Problemas a resolver
A - No texto sobre o Carnaval, que palavra aparece entre parênteses a seguir a "Entrudo"?
B - Prossiga o texto sobre o Carnaval a partir da última frase apresentada.

Texto de leitura
O Carnaval ou Entrudo e outras festas análogas serão sobrevivências de antigos cultos agrários, nos quais a morte do espírito da vegetação do ano precedente é acompanhada de simbólicos ritos de luto. Rui Arimateia (texto)

O tempo do Carnaval ainda é tradicionalmente considerado como tempo de festa, de jogo, onde a “transgressão”, a “loucura”, o “imoral” e a “paródia” deveriam ter sido, em eras remotas, os únicos valores aceites de um tempo de renovação, de exaustão do “velho” e do “gasto” para que o “novo” pudesse ressuscitar, germinar com a primavera.

Talvez daí o facto de se chamar, desde tempos imemoriais, de Entrudo (Entrada) a esta época de caos e desordem que antecedia paradigmaticamente a génese cíclica da transformação natural e da organização social no início do ano solar, celebrado desde o recente solstício de inverno.

Nas concepções míticas mais arcaicas existem certas e determinadas épocas do ano em que se abre o “mundus” e as energias do caos são libertadas. Nem benéficas nem maléficas, estas energias eclodem, então, num frenesim de dominância, povoando as águas, as terras e as gentes! São tempos de tempo sagrado e como tal sem quaisquer limites ou condicionamentos.

Dados de origem

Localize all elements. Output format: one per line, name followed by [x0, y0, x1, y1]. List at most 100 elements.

Respostas às tarefas
A - Entrada.

B -
A realidade do eterno presente das origens, renova-se. O princípio e o fim do mundo conhecido serão coincidentes nestas cíclicas e imprescindíveis imersões caóticas primordiais. Das energias libertadas, destas energias primevas, emergirá, então, um novo Tempo: um novo mundo, regenerado e recriado!

Assim, o Carnaval ou Entrudo e outras festas análogas serão sobrevivências de antigos cultos agrários, nos quais a morte do espírito da vegetação do ano precedente é acompanhada de simbólicos ritos de luto. O da Serração da Velha (Morte); e os dos Enterros: do Carnaval, do Entrudo, do Bacalhau, do Galo, do Nabo, da Sardinha, do João, etc., muitos deles culminando com a leitura dramatizada dos respectivos Testamentos.

AS BRINCAS DE CARNAVAL DE ÉVORA

Em Évora, as Brincas são as manifestações mais representativas do Carnaval tradicional. Manifestações culturais tradicionais, ainda hoje vivas, sendo únicas pela forma e pelo conteúdo, pela originalidade e pela criatividade. Apresentam-se como uma dramatização popular, musicadas e coreografadas, tendo por base um fundamento constituído por um “corpus” de décimas, tão características do Alentejo, e um dos pilares das oralidades da cultura popular alentejana.

Tradicionalmente, as Brincas eram constituídas somente por homens, travestindo-se, se necessário, para o desenrolar do fundamento, numa média de quinze a vinte: um mestre, dois ou três palhaços (os faz-tudos), meia dúzia de músicos, onde a bateria (bombo e caixa) e a concertina têm um papel fundamental, um porta-estandarte e os restantes figurantes para a execução/representação do fundamento.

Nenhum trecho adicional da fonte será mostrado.